Give the entries again, word for word.

■ ■ ■ ■ ■ ■ ■

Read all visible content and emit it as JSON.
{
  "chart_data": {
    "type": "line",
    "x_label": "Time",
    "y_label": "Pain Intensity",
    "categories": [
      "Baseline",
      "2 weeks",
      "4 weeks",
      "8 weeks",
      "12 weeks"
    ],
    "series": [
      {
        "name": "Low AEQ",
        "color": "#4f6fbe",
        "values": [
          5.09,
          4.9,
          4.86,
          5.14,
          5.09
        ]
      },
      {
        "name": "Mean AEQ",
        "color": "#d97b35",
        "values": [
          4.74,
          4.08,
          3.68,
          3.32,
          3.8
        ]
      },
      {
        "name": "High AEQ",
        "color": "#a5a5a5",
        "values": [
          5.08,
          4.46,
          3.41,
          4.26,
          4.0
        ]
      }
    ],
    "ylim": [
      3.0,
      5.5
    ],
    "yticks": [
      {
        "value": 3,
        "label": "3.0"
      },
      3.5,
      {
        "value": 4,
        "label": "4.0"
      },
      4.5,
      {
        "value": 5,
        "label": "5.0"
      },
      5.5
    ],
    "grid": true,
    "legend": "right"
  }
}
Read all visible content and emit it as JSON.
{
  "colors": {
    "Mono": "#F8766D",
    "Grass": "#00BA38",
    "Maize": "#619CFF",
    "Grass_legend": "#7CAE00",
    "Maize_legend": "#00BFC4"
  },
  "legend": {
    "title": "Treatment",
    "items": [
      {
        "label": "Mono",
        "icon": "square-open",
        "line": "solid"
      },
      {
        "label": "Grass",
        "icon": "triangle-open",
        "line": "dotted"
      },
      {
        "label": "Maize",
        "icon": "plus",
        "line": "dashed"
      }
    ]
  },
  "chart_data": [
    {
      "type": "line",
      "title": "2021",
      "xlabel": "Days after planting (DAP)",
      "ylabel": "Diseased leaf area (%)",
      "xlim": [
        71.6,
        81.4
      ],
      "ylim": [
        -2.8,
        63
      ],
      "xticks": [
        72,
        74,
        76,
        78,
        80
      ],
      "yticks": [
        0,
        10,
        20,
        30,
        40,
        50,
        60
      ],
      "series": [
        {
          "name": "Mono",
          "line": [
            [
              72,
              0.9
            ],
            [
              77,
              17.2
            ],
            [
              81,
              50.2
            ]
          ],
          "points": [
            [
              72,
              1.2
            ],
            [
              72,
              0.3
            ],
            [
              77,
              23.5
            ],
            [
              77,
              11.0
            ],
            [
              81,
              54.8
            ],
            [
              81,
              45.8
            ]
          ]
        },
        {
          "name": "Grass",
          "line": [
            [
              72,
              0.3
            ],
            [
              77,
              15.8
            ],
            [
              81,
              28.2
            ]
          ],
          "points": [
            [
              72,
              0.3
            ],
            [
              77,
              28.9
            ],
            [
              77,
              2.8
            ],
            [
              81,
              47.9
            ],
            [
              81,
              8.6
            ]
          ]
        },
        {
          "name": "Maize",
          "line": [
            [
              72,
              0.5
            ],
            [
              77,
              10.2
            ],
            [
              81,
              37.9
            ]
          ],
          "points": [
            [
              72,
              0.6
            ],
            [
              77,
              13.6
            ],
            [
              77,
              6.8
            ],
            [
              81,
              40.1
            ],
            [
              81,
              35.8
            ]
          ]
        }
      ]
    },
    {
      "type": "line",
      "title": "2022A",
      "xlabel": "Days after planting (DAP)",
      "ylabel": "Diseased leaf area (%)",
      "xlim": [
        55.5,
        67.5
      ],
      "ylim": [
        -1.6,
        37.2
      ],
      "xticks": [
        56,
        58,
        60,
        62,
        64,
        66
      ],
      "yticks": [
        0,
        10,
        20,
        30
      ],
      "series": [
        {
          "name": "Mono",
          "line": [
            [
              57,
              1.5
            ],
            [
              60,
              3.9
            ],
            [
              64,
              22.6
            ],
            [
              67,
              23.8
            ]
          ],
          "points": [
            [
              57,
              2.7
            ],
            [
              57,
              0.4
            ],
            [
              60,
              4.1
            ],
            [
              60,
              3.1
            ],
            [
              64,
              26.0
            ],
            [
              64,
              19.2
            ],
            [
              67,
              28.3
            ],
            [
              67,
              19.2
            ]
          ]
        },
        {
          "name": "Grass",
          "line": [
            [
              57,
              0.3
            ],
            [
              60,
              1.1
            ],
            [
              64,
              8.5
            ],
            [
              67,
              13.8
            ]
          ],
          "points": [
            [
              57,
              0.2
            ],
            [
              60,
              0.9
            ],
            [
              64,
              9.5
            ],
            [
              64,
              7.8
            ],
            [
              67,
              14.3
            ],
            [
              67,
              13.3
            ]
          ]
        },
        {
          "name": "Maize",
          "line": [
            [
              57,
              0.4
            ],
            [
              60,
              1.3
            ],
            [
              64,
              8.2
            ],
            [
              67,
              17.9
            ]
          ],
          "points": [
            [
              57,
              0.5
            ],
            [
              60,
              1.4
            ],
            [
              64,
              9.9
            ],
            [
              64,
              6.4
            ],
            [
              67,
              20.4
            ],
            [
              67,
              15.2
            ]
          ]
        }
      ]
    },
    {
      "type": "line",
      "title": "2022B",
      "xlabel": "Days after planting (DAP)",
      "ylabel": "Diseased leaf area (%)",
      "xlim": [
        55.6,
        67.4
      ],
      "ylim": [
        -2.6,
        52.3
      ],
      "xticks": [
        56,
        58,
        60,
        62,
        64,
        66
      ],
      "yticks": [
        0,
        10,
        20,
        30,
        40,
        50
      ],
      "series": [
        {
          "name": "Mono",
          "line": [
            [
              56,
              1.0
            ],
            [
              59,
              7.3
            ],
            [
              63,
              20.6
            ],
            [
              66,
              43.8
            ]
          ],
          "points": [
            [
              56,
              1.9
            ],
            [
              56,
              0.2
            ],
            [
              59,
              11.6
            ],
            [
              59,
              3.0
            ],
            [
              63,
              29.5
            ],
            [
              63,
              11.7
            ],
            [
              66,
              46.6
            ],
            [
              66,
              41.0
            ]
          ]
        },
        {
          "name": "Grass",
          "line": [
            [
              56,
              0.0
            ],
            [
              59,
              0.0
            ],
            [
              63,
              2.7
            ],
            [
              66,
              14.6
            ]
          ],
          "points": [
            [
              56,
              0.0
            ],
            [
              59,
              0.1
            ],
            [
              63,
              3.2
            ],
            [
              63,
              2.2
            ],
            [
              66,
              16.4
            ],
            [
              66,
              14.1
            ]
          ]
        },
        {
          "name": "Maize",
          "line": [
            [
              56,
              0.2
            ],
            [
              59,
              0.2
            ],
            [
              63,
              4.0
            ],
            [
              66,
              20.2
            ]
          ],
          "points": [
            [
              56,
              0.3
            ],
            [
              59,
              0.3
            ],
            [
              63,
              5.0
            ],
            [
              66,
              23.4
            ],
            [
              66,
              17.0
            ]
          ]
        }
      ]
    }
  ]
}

■ ■ ■ ■ ■ ■ ■

→ Solution below:
Read all visible content and emit it as JSON.
{
  "chart_data": {
    "type": "line",
    "x_label": "Time",
    "y_label": "Pain Intensity",
    "categories": [
      "Baseline",
      "2 weeks",
      "4 weeks",
      "8 weeks",
      "12 weeks"
    ],
    "series": [
      {
        "name": "Low AEQ",
        "color": "#4f6fbe",
        "values": [
          5.09,
          4.9,
          4.86,
          5.14,
          5.09
        ]
      },
      {
        "name": "Mean AEQ",
        "color": "#d97b35",
        "values": [
          4.74,
          4.08,
          3.68,
          3.32,
          3.8
        ]
      },
      {
        "name": "High AEQ",
        "color": "#a5a5a5",
        "values": [
          5.08,
          4.46,
          3.41,
          4.26,
          4.0
        ]
      }
    ],
    "ylim": [
      3.0,
      5.5
    ],
    "yticks": [
      {
        "value": 3,
        "label": "3.0"
      },
      3.5,
      {
        "value": 4,
        "label": "4.0"
      },
      4.5,
      {
        "value": 5,
        "label": "5.0"
      },
      5.5
    ],
    "grid": true,
    "legend": "right"
  }
}
Read all visible content and emit it as JSON.
{
  "colors": {
    "Mono": "#F8766D",
    "Grass": "#00BA38",
    "Maize": "#619CFF",
    "Grass_legend": "#7CAE00",
    "Maize_legend": "#00BFC4"
  },
  "legend": {
    "title": "Treatment",
    "items": [
      {
        "label": "Mono",
        "icon": "square-open",
        "line": "solid"
      },
      {
        "label": "Grass",
        "icon": "triangle-open",
        "line": "dotted"
      },
      {
        "label": "Maize",
        "icon": "plus",
        "line": "dashed"
      }
    ]
  },
  "chart_data": [
    {
      "type": "line",
      "title": "2021",
      "xlabel": "Days after planting (DAP)",
      "ylabel": "Diseased leaf area (%)",
      "xlim": [
        71.6,
        81.4
      ],
      "ylim": [
        -2.8,
        63
      ],
      "xticks": [
        72,
        74,
        76,
        78,
        80
      ],
      "yticks": [
        0,
        10,
        20,
        30,
        40,
        50,
        60
      ],
      "series": [
        {
          "name": "Mono",
          "line": [
            [
              72,
              0.9
            ],
            [
              77,
              17.2
            ],
            [
              81,
              50.2
            ]
          ],
          "points": [
            [
              72,
              1.2
            ],
            [
              72,
              0.3
            ],
            [
              77,
              23.5
            ],
            [
              77,
              11.0
            ],
            [
              81,
              54.8
            ],
            [
              81,
              45.8
            ]
          ]
        },
        {
          "name": "Grass",
          "line": [
            [
              72,
              0.3
            ],
            [
              77,
              15.8
            ],
            [
              81,
              28.2
            ]
          ],
          "points": [
            [
              72,
              0.3
            ],
            [
              77,
              28.9
            ],
            [
              77,
              2.8
            ],
            [
              81,
              47.9
            ],
            [
              81,
              8.6
            ]
          ]
        },
        {
          "name": "Maize",
          "line": [
            [
              72,
              0.5
            ],
            [
              77,
              10.2
            ],
            [
              81,
              37.9
            ]
          ],
          "points": [
            [
              72,
              0.6
            ],
            [
              77,
              13.6
            ],
            [
              77,
              6.8
            ],
            [
              81,
              40.1
            ],
            [
              81,
              35.8
            ]
          ]
        }
      ]
    },
    {
      "type": "line",
      "title": "2022A",
      "xlabel": "Days after planting (DAP)",
      "ylabel": "Diseased leaf area (%)",
      "xlim": [
        55.5,
        67.5
      ],
      "ylim": [
        -1.6,
        37.2
      ],
      "xticks": [
        56,
        58,
        60,
        62,
        64,
        66
      ],
      "yticks": [
        0,
        10,
        20,
        30
      ],
      "series": [
        {
          "name": "Mono",
          "line": [
            [
              57,
              1.5
            ],
            [
              60,
              3.9
            ],
            [
              64,
              22.6
            ],
            [
              67,
              23.8
            ]
          ],
          "points": [
            [
              57,
              2.7
            ],
            [
              57,
              0.4
            ],
            [
              60,
              4.1
            ],
            [
              60,
              3.1
            ],
            [
              64,
              26.0
            ],
            [
              64,
              19.2
            ],
            [
              67,
              28.3
            ],
            [
              67,
              19.2
            ]
          ]
        },
        {
          "name": "Grass",
          "line": [
            [
              57,
              0.3
            ],
            [
              60,
              1.1
            ],
            [
              64,
              8.5
            ],
            [
              67,
              13.8
            ]
          ],
          "points": [
            [
              57,
              0.2
            ],
            [
              60,
              0.9
            ],
            [
              64,
              9.5
            ],
            [
              64,
              7.8
            ],
            [
              67,
              14.3
            ],
            [
              67,
              13.3
            ]
          ]
        },
        {
          "name": "Maize",
          "line": [
            [
              57,
              0.4
            ],
            [
              60,
              1.3
            ],
            [
              64,
              8.2
            ],
            [
              67,
              17.9
            ]
          ],
          "points": [
            [
              57,
              0.5
            ],
            [
              60,
              1.4
            ],
            [
              64,
              9.9
            ],
            [
              64,
              6.4
            ],
            [
              67,
              20.4
            ],
            [
              67,
              15.2
            ]
          ]
        }
      ]
    },
    {
      "type": "line",
      "title": "2022B",
      "xlabel": "Days after planting (DAP)",
      "ylabel": "Diseased leaf area (%)",
      "xlim": [
        55.6,
        67.4
      ],
      "ylim": [
        -2.6,
        52.3
      ],
      "xticks": [
        56,
        58,
        60,
        62,
        64,
        66
      ],
      "yticks": [
        0,
        10,
        20,
        30,
        40,
        50
      ],
      "series": [
        {
          "name": "Mono",
          "line": [
            [
              56,
              1.0
            ],
            [
              59,
              7.3
            ],
            [
              63,
              20.6
            ],
            [
              66,
              43.8
            ]
          ],
          "points": [
            [
              56,
              1.9
            ],
            [
              56,
              0.2
            ],
            [
              59,
              11.6
            ],
            [
              59,
              3.0
            ],
            [
              63,
              29.5
            ],
            [
              63,
              11.7
            ],
            [
              66,
              46.6
            ],
            [
              66,
              41.0
            ]
          ]
        },
        {
          "name": "Grass",
          "line": [
            [
              56,
              0.0
            ],
            [
              59,
              0.0
            ],
            [
              63,
              2.7
            ],
            [
              66,
              14.6
            ]
          ],
          "points": [
            [
              56,
              0.0
            ],
            [
              59,
              0.1
            ],
            [
              63,
              3.2
            ],
            [
              63,
              2.2
            ],
            [
              66,
              16.4
            ],
            [
              66,
              14.1
            ]
          ]
        },
        {
          "name": "Maize",
          "line": [
            [
              56,
              0.2
            ],
            [
              59,
              0.2
            ],
            [
              63,
              4.0
            ],
            [
              66,
              20.2
            ]
          ],
          "points": [
            [
              56,
              0.3
            ],
            [
              59,
              0.3
            ],
            [
              63,
              5.0
            ],
            [
              66,
              23.4
            ],
            [
              66,
              17.0
            ]
          ]
        }
      ]
    }
  ]
}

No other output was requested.